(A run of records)
★ ★ ★

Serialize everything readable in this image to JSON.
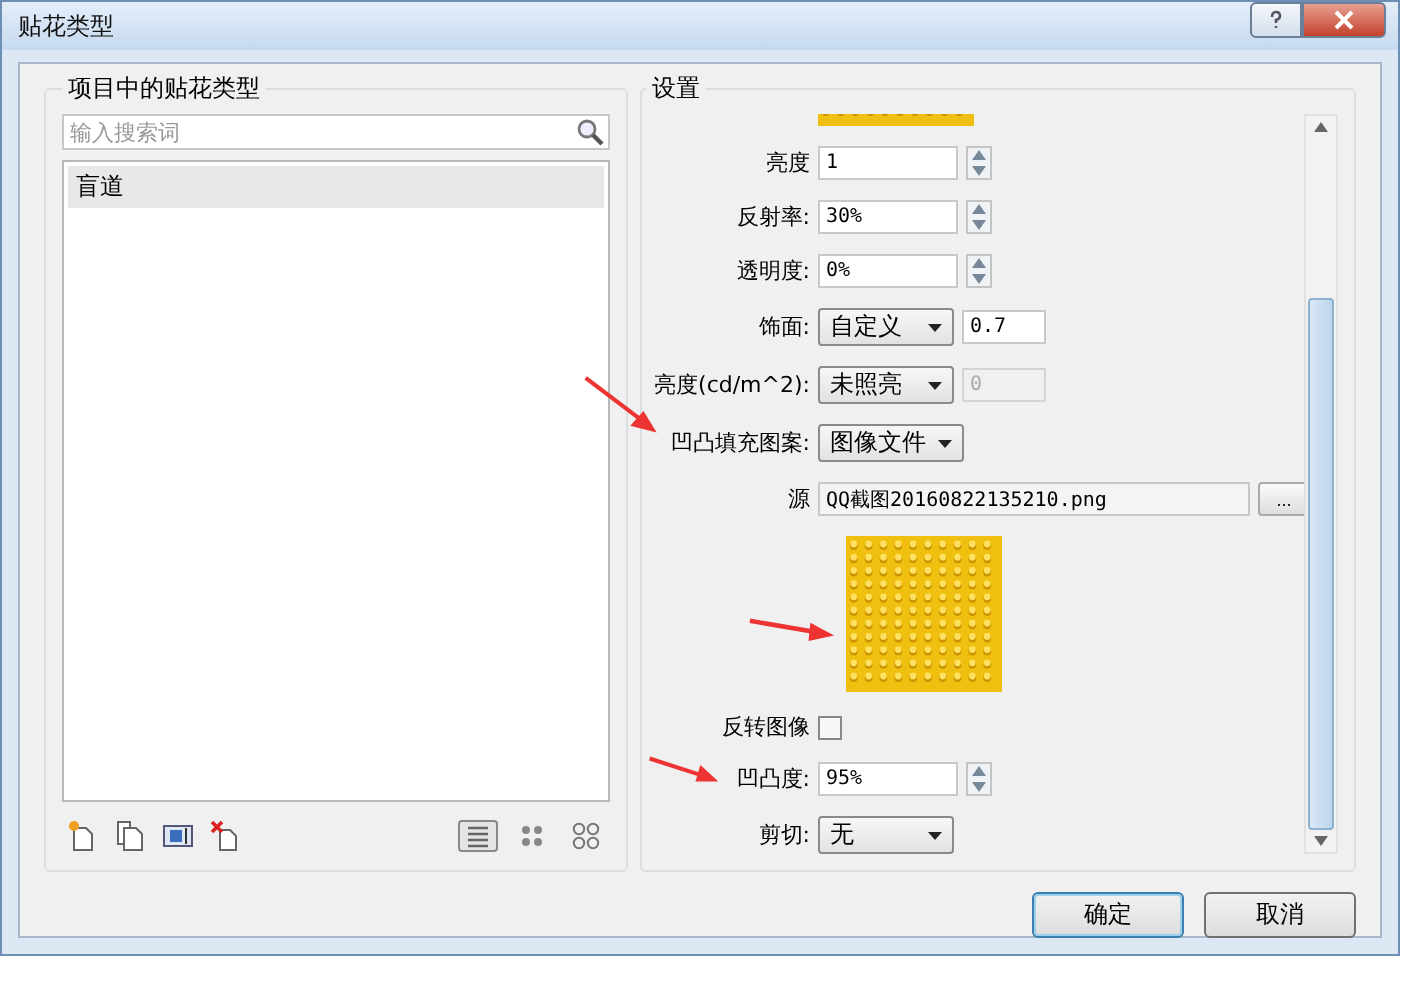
{
  "window": {
    "title": "贴花类型"
  },
  "left_panel": {
    "title": "项目中的贴花类型",
    "search": {
      "placeholder": "输入搜索词"
    },
    "items": [
      {
        "label": "盲道",
        "selected": true
      }
    ],
    "view_modes": [
      {
        "selected": true
      },
      {
        "selected": false
      },
      {
        "selected": false
      }
    ]
  },
  "right_panel": {
    "title": "设置",
    "rows": [
      {
        "kind": "picture_strip"
      },
      {
        "kind": "spinner",
        "label": "亮度",
        "value": "1"
      },
      {
        "kind": "spinner",
        "label": "反射率:",
        "value": "30%"
      },
      {
        "kind": "spinner",
        "label": "透明度:",
        "value": "0%"
      },
      {
        "kind": "dropdown_input",
        "label": "饰面:",
        "option": "自定义",
        "value": "0.7",
        "disabled": false
      },
      {
        "kind": "dropdown_input",
        "label": "亮度(cd/m^2):",
        "option": "未照亮",
        "value": "0",
        "disabled": true
      },
      {
        "kind": "dropdown",
        "label": "凹凸填充图案:",
        "option": "图像文件"
      },
      {
        "kind": "file",
        "label": "源",
        "value": "QQ截图20160822135210.png",
        "button": "..."
      },
      {
        "kind": "picture"
      },
      {
        "kind": "checkbox",
        "label": "反转图像",
        "checked": false
      },
      {
        "kind": "spinner",
        "label": "凹凸度:",
        "value": "95%"
      },
      {
        "kind": "dropdown",
        "label": "剪切:",
        "option": "无"
      }
    ]
  },
  "buttons": [
    {
      "label": "确定",
      "default": true
    },
    {
      "label": "取消",
      "default": false
    }
  ]
}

★ ★ ★

**TASK DESCRIPTION**
Write the entries above out again exactly, but not the pictures.

**TASK SOLUTION**
Serialize everything readable in this image to JSON.
{
  "window": {
    "title": "贴花类型"
  },
  "left_panel": {
    "title": "项目中的贴花类型",
    "search": {
      "placeholder": "输入搜索词"
    },
    "items": [
      {
        "label": "盲道",
        "selected": true
      }
    ],
    "view_modes": [
      {
        "selected": true
      },
      {
        "selected": false
      },
      {
        "selected": false
      }
    ]
  },
  "right_panel": {
    "title": "设置",
    "rows": [
      {
        "kind": "picture_strip"
      },
      {
        "kind": "spinner",
        "label": "亮度",
        "value": "1"
      },
      {
        "kind": "spinner",
        "label": "反射率:",
        "value": "30%"
      },
      {
        "kind": "spinner",
        "label": "透明度:",
        "value": "0%"
      },
      {
        "kind": "dropdown_input",
        "label": "饰面:",
        "option": "自定义",
        "value": "0.7",
        "disabled": false
      },
      {
        "kind": "dropdown_input",
        "label": "亮度(cd/m^2):",
        "option": "未照亮",
        "value": "0",
        "disabled": true
      },
      {
        "kind": "dropdown",
        "label": "凹凸填充图案:",
        "option": "图像文件"
      },
      {
        "kind": "file",
        "label": "源",
        "value": "QQ截图20160822135210.png",
        "button": "..."
      },
      {
        "kind": "picture"
      },
      {
        "kind": "checkbox",
        "label": "反转图像",
        "checked": false
      },
      {
        "kind": "spinner",
        "label": "凹凸度:",
        "value": "95%"
      },
      {
        "kind": "dropdown",
        "label": "剪切:",
        "option": "无"
      }
    ]
  },
  "buttons": [
    {
      "label": "确定",
      "default": true
    },
    {
      "label": "取消",
      "default": false
    }
  ]
}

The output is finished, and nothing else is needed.